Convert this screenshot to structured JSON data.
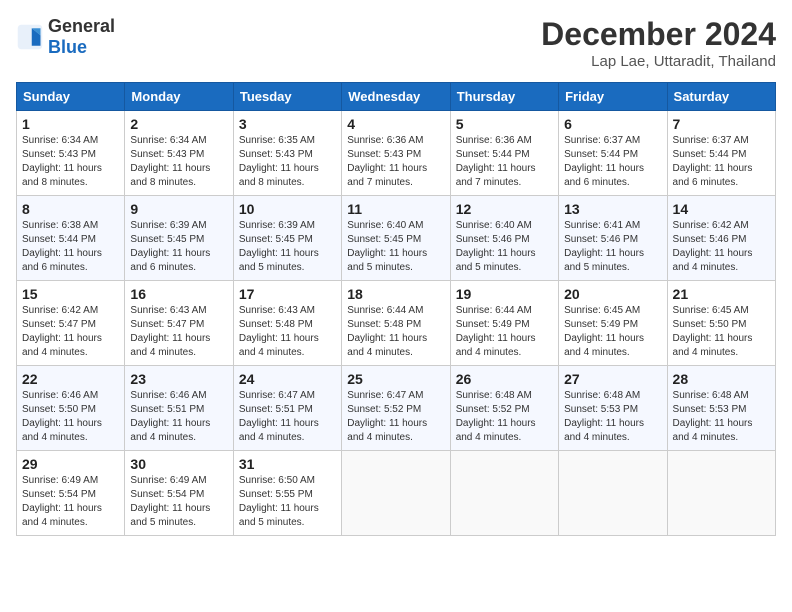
{
  "header": {
    "logo_general": "General",
    "logo_blue": "Blue",
    "month_title": "December 2024",
    "location": "Lap Lae, Uttaradit, Thailand"
  },
  "days_of_week": [
    "Sunday",
    "Monday",
    "Tuesday",
    "Wednesday",
    "Thursday",
    "Friday",
    "Saturday"
  ],
  "weeks": [
    [
      {
        "day": "1",
        "sunrise": "6:34 AM",
        "sunset": "5:43 PM",
        "daylight": "11 hours and 8 minutes."
      },
      {
        "day": "2",
        "sunrise": "6:34 AM",
        "sunset": "5:43 PM",
        "daylight": "11 hours and 8 minutes."
      },
      {
        "day": "3",
        "sunrise": "6:35 AM",
        "sunset": "5:43 PM",
        "daylight": "11 hours and 8 minutes."
      },
      {
        "day": "4",
        "sunrise": "6:36 AM",
        "sunset": "5:43 PM",
        "daylight": "11 hours and 7 minutes."
      },
      {
        "day": "5",
        "sunrise": "6:36 AM",
        "sunset": "5:44 PM",
        "daylight": "11 hours and 7 minutes."
      },
      {
        "day": "6",
        "sunrise": "6:37 AM",
        "sunset": "5:44 PM",
        "daylight": "11 hours and 6 minutes."
      },
      {
        "day": "7",
        "sunrise": "6:37 AM",
        "sunset": "5:44 PM",
        "daylight": "11 hours and 6 minutes."
      }
    ],
    [
      {
        "day": "8",
        "sunrise": "6:38 AM",
        "sunset": "5:44 PM",
        "daylight": "11 hours and 6 minutes."
      },
      {
        "day": "9",
        "sunrise": "6:39 AM",
        "sunset": "5:45 PM",
        "daylight": "11 hours and 6 minutes."
      },
      {
        "day": "10",
        "sunrise": "6:39 AM",
        "sunset": "5:45 PM",
        "daylight": "11 hours and 5 minutes."
      },
      {
        "day": "11",
        "sunrise": "6:40 AM",
        "sunset": "5:45 PM",
        "daylight": "11 hours and 5 minutes."
      },
      {
        "day": "12",
        "sunrise": "6:40 AM",
        "sunset": "5:46 PM",
        "daylight": "11 hours and 5 minutes."
      },
      {
        "day": "13",
        "sunrise": "6:41 AM",
        "sunset": "5:46 PM",
        "daylight": "11 hours and 5 minutes."
      },
      {
        "day": "14",
        "sunrise": "6:42 AM",
        "sunset": "5:46 PM",
        "daylight": "11 hours and 4 minutes."
      }
    ],
    [
      {
        "day": "15",
        "sunrise": "6:42 AM",
        "sunset": "5:47 PM",
        "daylight": "11 hours and 4 minutes."
      },
      {
        "day": "16",
        "sunrise": "6:43 AM",
        "sunset": "5:47 PM",
        "daylight": "11 hours and 4 minutes."
      },
      {
        "day": "17",
        "sunrise": "6:43 AM",
        "sunset": "5:48 PM",
        "daylight": "11 hours and 4 minutes."
      },
      {
        "day": "18",
        "sunrise": "6:44 AM",
        "sunset": "5:48 PM",
        "daylight": "11 hours and 4 minutes."
      },
      {
        "day": "19",
        "sunrise": "6:44 AM",
        "sunset": "5:49 PM",
        "daylight": "11 hours and 4 minutes."
      },
      {
        "day": "20",
        "sunrise": "6:45 AM",
        "sunset": "5:49 PM",
        "daylight": "11 hours and 4 minutes."
      },
      {
        "day": "21",
        "sunrise": "6:45 AM",
        "sunset": "5:50 PM",
        "daylight": "11 hours and 4 minutes."
      }
    ],
    [
      {
        "day": "22",
        "sunrise": "6:46 AM",
        "sunset": "5:50 PM",
        "daylight": "11 hours and 4 minutes."
      },
      {
        "day": "23",
        "sunrise": "6:46 AM",
        "sunset": "5:51 PM",
        "daylight": "11 hours and 4 minutes."
      },
      {
        "day": "24",
        "sunrise": "6:47 AM",
        "sunset": "5:51 PM",
        "daylight": "11 hours and 4 minutes."
      },
      {
        "day": "25",
        "sunrise": "6:47 AM",
        "sunset": "5:52 PM",
        "daylight": "11 hours and 4 minutes."
      },
      {
        "day": "26",
        "sunrise": "6:48 AM",
        "sunset": "5:52 PM",
        "daylight": "11 hours and 4 minutes."
      },
      {
        "day": "27",
        "sunrise": "6:48 AM",
        "sunset": "5:53 PM",
        "daylight": "11 hours and 4 minutes."
      },
      {
        "day": "28",
        "sunrise": "6:48 AM",
        "sunset": "5:53 PM",
        "daylight": "11 hours and 4 minutes."
      }
    ],
    [
      {
        "day": "29",
        "sunrise": "6:49 AM",
        "sunset": "5:54 PM",
        "daylight": "11 hours and 4 minutes."
      },
      {
        "day": "30",
        "sunrise": "6:49 AM",
        "sunset": "5:54 PM",
        "daylight": "11 hours and 5 minutes."
      },
      {
        "day": "31",
        "sunrise": "6:50 AM",
        "sunset": "5:55 PM",
        "daylight": "11 hours and 5 minutes."
      },
      null,
      null,
      null,
      null
    ]
  ]
}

Do this → Using the data above, write out every line exactly, leaving the images behind.

Task result →
Convert this screenshot to structured JSON data.
{
  "header": {
    "logo_general": "General",
    "logo_blue": "Blue",
    "month_title": "December 2024",
    "location": "Lap Lae, Uttaradit, Thailand"
  },
  "days_of_week": [
    "Sunday",
    "Monday",
    "Tuesday",
    "Wednesday",
    "Thursday",
    "Friday",
    "Saturday"
  ],
  "weeks": [
    [
      {
        "day": "1",
        "sunrise": "6:34 AM",
        "sunset": "5:43 PM",
        "daylight": "11 hours and 8 minutes."
      },
      {
        "day": "2",
        "sunrise": "6:34 AM",
        "sunset": "5:43 PM",
        "daylight": "11 hours and 8 minutes."
      },
      {
        "day": "3",
        "sunrise": "6:35 AM",
        "sunset": "5:43 PM",
        "daylight": "11 hours and 8 minutes."
      },
      {
        "day": "4",
        "sunrise": "6:36 AM",
        "sunset": "5:43 PM",
        "daylight": "11 hours and 7 minutes."
      },
      {
        "day": "5",
        "sunrise": "6:36 AM",
        "sunset": "5:44 PM",
        "daylight": "11 hours and 7 minutes."
      },
      {
        "day": "6",
        "sunrise": "6:37 AM",
        "sunset": "5:44 PM",
        "daylight": "11 hours and 6 minutes."
      },
      {
        "day": "7",
        "sunrise": "6:37 AM",
        "sunset": "5:44 PM",
        "daylight": "11 hours and 6 minutes."
      }
    ],
    [
      {
        "day": "8",
        "sunrise": "6:38 AM",
        "sunset": "5:44 PM",
        "daylight": "11 hours and 6 minutes."
      },
      {
        "day": "9",
        "sunrise": "6:39 AM",
        "sunset": "5:45 PM",
        "daylight": "11 hours and 6 minutes."
      },
      {
        "day": "10",
        "sunrise": "6:39 AM",
        "sunset": "5:45 PM",
        "daylight": "11 hours and 5 minutes."
      },
      {
        "day": "11",
        "sunrise": "6:40 AM",
        "sunset": "5:45 PM",
        "daylight": "11 hours and 5 minutes."
      },
      {
        "day": "12",
        "sunrise": "6:40 AM",
        "sunset": "5:46 PM",
        "daylight": "11 hours and 5 minutes."
      },
      {
        "day": "13",
        "sunrise": "6:41 AM",
        "sunset": "5:46 PM",
        "daylight": "11 hours and 5 minutes."
      },
      {
        "day": "14",
        "sunrise": "6:42 AM",
        "sunset": "5:46 PM",
        "daylight": "11 hours and 4 minutes."
      }
    ],
    [
      {
        "day": "15",
        "sunrise": "6:42 AM",
        "sunset": "5:47 PM",
        "daylight": "11 hours and 4 minutes."
      },
      {
        "day": "16",
        "sunrise": "6:43 AM",
        "sunset": "5:47 PM",
        "daylight": "11 hours and 4 minutes."
      },
      {
        "day": "17",
        "sunrise": "6:43 AM",
        "sunset": "5:48 PM",
        "daylight": "11 hours and 4 minutes."
      },
      {
        "day": "18",
        "sunrise": "6:44 AM",
        "sunset": "5:48 PM",
        "daylight": "11 hours and 4 minutes."
      },
      {
        "day": "19",
        "sunrise": "6:44 AM",
        "sunset": "5:49 PM",
        "daylight": "11 hours and 4 minutes."
      },
      {
        "day": "20",
        "sunrise": "6:45 AM",
        "sunset": "5:49 PM",
        "daylight": "11 hours and 4 minutes."
      },
      {
        "day": "21",
        "sunrise": "6:45 AM",
        "sunset": "5:50 PM",
        "daylight": "11 hours and 4 minutes."
      }
    ],
    [
      {
        "day": "22",
        "sunrise": "6:46 AM",
        "sunset": "5:50 PM",
        "daylight": "11 hours and 4 minutes."
      },
      {
        "day": "23",
        "sunrise": "6:46 AM",
        "sunset": "5:51 PM",
        "daylight": "11 hours and 4 minutes."
      },
      {
        "day": "24",
        "sunrise": "6:47 AM",
        "sunset": "5:51 PM",
        "daylight": "11 hours and 4 minutes."
      },
      {
        "day": "25",
        "sunrise": "6:47 AM",
        "sunset": "5:52 PM",
        "daylight": "11 hours and 4 minutes."
      },
      {
        "day": "26",
        "sunrise": "6:48 AM",
        "sunset": "5:52 PM",
        "daylight": "11 hours and 4 minutes."
      },
      {
        "day": "27",
        "sunrise": "6:48 AM",
        "sunset": "5:53 PM",
        "daylight": "11 hours and 4 minutes."
      },
      {
        "day": "28",
        "sunrise": "6:48 AM",
        "sunset": "5:53 PM",
        "daylight": "11 hours and 4 minutes."
      }
    ],
    [
      {
        "day": "29",
        "sunrise": "6:49 AM",
        "sunset": "5:54 PM",
        "daylight": "11 hours and 4 minutes."
      },
      {
        "day": "30",
        "sunrise": "6:49 AM",
        "sunset": "5:54 PM",
        "daylight": "11 hours and 5 minutes."
      },
      {
        "day": "31",
        "sunrise": "6:50 AM",
        "sunset": "5:55 PM",
        "daylight": "11 hours and 5 minutes."
      },
      null,
      null,
      null,
      null
    ]
  ]
}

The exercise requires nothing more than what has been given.